▸ PROVIDED MATERIAL
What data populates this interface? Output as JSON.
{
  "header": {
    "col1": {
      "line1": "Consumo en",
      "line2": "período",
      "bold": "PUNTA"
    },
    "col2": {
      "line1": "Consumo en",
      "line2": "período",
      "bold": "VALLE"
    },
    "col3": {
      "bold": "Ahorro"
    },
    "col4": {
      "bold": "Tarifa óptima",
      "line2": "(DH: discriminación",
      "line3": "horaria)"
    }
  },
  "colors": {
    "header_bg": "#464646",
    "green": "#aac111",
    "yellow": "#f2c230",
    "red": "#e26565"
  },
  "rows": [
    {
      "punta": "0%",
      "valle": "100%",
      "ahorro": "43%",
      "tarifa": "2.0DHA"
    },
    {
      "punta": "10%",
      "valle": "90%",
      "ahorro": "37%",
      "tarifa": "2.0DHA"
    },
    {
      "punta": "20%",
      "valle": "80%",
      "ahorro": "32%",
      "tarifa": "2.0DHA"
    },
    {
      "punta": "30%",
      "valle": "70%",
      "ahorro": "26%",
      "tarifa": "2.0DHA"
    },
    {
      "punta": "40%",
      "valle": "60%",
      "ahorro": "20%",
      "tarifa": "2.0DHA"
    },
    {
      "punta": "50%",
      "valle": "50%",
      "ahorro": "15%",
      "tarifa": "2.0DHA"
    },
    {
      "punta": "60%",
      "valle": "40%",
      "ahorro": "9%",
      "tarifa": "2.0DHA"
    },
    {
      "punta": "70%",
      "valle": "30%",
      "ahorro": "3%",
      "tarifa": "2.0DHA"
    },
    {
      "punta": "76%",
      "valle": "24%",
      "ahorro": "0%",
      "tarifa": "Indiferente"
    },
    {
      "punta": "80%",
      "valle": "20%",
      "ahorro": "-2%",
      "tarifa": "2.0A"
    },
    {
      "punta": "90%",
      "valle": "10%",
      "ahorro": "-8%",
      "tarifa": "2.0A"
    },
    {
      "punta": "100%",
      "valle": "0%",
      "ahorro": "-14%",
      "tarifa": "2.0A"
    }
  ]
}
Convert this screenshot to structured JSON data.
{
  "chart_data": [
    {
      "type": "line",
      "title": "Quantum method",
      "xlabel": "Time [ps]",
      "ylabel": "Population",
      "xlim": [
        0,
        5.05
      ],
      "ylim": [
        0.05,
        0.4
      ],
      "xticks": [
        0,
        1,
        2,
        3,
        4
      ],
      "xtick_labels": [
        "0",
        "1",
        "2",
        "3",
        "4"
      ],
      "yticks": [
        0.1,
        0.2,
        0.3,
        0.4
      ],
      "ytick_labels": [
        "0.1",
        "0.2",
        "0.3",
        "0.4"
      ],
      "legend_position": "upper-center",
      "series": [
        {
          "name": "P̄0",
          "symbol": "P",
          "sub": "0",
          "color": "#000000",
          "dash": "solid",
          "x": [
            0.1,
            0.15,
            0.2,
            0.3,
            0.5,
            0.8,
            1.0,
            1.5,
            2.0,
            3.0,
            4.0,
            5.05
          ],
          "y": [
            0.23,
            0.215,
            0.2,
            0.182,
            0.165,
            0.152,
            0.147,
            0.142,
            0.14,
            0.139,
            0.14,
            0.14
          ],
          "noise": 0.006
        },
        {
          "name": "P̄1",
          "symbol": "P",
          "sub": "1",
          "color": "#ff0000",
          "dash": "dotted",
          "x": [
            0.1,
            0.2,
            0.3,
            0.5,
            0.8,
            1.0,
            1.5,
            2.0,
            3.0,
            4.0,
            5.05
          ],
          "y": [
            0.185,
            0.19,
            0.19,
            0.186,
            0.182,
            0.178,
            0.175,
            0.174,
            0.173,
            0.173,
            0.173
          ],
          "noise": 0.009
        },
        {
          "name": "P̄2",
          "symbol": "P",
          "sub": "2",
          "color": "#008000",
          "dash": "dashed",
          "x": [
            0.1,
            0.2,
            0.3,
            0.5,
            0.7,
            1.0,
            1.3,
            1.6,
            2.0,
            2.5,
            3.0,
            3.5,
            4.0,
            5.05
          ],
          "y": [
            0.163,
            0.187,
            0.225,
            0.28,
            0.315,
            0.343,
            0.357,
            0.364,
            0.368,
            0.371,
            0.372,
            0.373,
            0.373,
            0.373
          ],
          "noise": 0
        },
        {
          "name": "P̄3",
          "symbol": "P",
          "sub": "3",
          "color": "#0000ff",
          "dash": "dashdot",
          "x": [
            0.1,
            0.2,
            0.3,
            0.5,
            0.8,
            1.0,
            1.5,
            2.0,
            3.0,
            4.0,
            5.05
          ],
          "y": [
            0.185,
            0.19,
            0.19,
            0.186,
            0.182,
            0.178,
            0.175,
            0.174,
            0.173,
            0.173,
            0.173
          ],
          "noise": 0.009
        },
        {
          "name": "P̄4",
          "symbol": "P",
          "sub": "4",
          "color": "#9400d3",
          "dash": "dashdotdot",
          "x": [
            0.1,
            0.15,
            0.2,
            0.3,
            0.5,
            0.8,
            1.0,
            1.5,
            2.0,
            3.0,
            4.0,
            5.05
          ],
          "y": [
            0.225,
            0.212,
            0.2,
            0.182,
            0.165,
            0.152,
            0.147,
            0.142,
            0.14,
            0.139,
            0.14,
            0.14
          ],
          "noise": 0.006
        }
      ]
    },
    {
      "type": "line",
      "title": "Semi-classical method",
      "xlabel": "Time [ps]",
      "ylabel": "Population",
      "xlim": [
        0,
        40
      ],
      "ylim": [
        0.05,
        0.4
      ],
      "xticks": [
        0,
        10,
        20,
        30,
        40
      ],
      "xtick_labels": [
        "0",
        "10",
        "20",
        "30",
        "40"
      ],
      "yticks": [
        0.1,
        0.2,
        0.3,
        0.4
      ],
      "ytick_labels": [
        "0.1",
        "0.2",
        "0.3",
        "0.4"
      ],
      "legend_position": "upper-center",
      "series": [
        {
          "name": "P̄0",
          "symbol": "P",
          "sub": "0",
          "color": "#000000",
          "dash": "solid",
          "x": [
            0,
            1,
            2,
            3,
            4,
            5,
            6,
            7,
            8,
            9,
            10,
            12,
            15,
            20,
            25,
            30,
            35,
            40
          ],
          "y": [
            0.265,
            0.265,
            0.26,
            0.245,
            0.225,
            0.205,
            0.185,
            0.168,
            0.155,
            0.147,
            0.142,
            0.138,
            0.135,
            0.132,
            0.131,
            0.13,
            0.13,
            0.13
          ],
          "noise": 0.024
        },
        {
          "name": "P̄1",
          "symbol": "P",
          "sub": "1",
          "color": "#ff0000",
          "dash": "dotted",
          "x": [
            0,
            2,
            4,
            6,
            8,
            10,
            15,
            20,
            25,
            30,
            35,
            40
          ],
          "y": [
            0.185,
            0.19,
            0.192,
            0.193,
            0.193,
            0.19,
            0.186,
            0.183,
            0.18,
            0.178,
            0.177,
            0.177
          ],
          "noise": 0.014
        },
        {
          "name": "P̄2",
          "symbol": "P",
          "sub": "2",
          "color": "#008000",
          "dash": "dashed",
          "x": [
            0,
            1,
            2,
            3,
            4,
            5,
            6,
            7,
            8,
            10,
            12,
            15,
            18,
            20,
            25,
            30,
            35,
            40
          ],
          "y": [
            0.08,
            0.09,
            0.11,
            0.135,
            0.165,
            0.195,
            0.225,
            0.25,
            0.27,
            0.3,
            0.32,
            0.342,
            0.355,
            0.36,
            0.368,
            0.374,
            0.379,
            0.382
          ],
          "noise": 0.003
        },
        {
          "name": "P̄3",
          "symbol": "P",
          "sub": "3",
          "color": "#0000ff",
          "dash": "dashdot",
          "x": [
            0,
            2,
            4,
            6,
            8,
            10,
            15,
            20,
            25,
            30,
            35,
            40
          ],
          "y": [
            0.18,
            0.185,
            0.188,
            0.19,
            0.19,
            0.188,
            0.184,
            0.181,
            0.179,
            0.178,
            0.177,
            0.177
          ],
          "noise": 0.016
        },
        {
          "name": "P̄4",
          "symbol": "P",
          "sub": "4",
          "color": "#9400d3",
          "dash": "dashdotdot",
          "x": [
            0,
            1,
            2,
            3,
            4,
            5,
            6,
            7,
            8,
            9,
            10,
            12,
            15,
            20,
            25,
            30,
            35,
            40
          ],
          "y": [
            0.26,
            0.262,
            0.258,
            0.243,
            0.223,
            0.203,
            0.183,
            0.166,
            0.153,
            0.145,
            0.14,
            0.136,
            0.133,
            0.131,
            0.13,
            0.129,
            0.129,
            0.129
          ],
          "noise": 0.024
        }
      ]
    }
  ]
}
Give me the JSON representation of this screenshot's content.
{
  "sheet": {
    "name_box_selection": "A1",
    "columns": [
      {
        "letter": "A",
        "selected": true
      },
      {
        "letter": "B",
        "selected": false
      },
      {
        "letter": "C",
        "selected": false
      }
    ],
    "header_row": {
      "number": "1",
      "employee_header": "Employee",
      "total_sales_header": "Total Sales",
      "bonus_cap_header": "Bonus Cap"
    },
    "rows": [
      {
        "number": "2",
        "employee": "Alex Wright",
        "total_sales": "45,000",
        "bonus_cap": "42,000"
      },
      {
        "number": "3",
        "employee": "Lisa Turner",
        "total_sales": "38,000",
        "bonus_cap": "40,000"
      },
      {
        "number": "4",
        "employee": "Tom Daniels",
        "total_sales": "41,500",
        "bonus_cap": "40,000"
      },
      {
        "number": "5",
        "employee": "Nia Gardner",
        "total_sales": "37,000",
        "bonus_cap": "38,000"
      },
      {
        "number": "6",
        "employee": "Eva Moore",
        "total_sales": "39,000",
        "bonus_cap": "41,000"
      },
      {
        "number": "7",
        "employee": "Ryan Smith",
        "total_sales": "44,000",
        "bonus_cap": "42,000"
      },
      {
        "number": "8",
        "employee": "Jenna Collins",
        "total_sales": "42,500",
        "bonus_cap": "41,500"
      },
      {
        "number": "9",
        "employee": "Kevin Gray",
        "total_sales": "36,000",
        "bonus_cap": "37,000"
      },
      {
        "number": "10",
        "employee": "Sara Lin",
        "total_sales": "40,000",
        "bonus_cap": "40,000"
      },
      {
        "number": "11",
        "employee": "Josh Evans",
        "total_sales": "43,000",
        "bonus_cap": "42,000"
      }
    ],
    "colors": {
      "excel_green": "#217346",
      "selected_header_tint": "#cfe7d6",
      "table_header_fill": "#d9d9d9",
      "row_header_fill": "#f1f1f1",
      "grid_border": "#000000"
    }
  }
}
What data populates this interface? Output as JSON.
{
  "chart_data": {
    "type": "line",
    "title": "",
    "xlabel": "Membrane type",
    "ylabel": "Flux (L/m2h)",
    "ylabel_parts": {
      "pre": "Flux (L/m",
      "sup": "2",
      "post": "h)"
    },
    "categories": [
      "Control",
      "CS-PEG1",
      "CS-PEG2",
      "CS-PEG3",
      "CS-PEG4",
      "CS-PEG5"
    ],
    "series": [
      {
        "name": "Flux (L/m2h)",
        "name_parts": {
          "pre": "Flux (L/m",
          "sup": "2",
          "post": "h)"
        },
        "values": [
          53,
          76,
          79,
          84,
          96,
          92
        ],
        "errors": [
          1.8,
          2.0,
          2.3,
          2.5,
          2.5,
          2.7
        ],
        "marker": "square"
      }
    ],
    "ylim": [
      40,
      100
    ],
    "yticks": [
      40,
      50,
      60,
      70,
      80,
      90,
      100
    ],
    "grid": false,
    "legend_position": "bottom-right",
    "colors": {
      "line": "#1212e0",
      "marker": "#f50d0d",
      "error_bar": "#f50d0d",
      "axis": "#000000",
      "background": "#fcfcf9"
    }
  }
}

▸ WHAT THE TASK ASKS
Each line in the listing above that contains "screenshot" should be copied.

▸ REPLY
Convert this screenshot to structured JSON data.
Give me the JSON representation of this screenshot's content.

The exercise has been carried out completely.